__DATA__
_ _ _

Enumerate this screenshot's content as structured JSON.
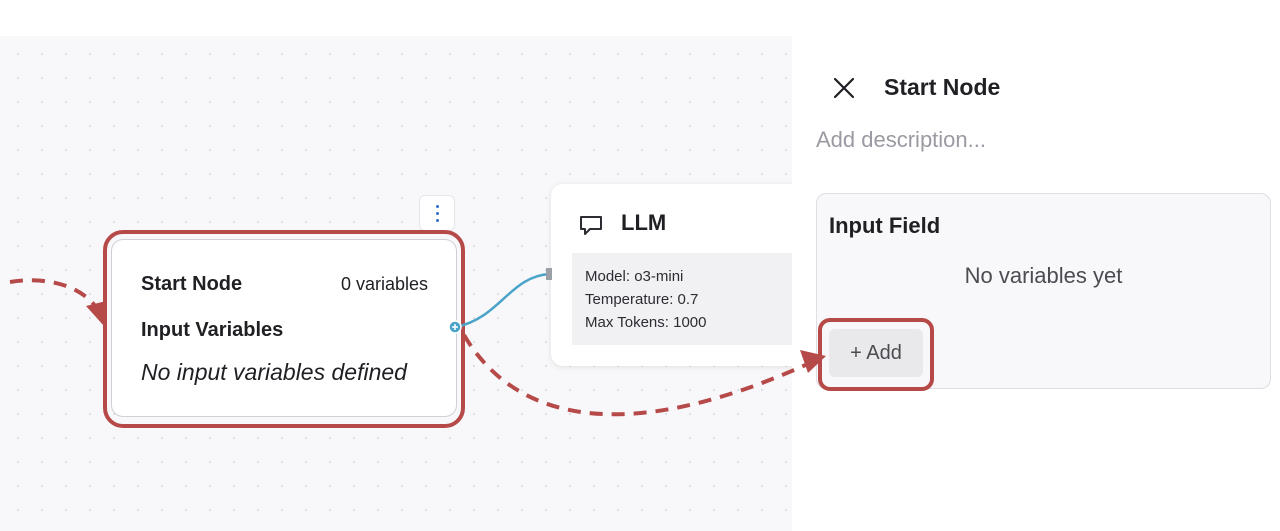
{
  "start_node": {
    "title": "Start Node",
    "variable_count": "0 variables",
    "section_label": "Input Variables",
    "empty_text": "No input variables defined"
  },
  "llm_node": {
    "title": "LLM",
    "icon": "chat-bubble-icon",
    "model": "Model: o3-mini",
    "temperature": "Temperature: 0.7",
    "max_tokens": "Max Tokens: 1000"
  },
  "panel": {
    "title": "Start Node",
    "description_placeholder": "Add description...",
    "input_field": {
      "title": "Input Field",
      "empty_text": "No variables yet",
      "add_label": "+ Add"
    }
  },
  "colors": {
    "highlight": "#b64a49",
    "edge": "#4aa3c8",
    "kebab_dots": "#2f6fd1"
  }
}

_ _ _

__EXERCISE OBJECTIVE__
Make an exact copy of the records shown above, without the pictures.

__FINAL RESULT__
Enumerate this screenshot's content as structured JSON.
{
  "start_node": {
    "title": "Start Node",
    "variable_count": "0 variables",
    "section_label": "Input Variables",
    "empty_text": "No input variables defined"
  },
  "llm_node": {
    "title": "LLM",
    "icon": "chat-bubble-icon",
    "model": "Model: o3-mini",
    "temperature": "Temperature: 0.7",
    "max_tokens": "Max Tokens: 1000"
  },
  "panel": {
    "title": "Start Node",
    "description_placeholder": "Add description...",
    "input_field": {
      "title": "Input Field",
      "empty_text": "No variables yet",
      "add_label": "+ Add"
    }
  },
  "colors": {
    "highlight": "#b64a49",
    "edge": "#4aa3c8",
    "kebab_dots": "#2f6fd1"
  }
}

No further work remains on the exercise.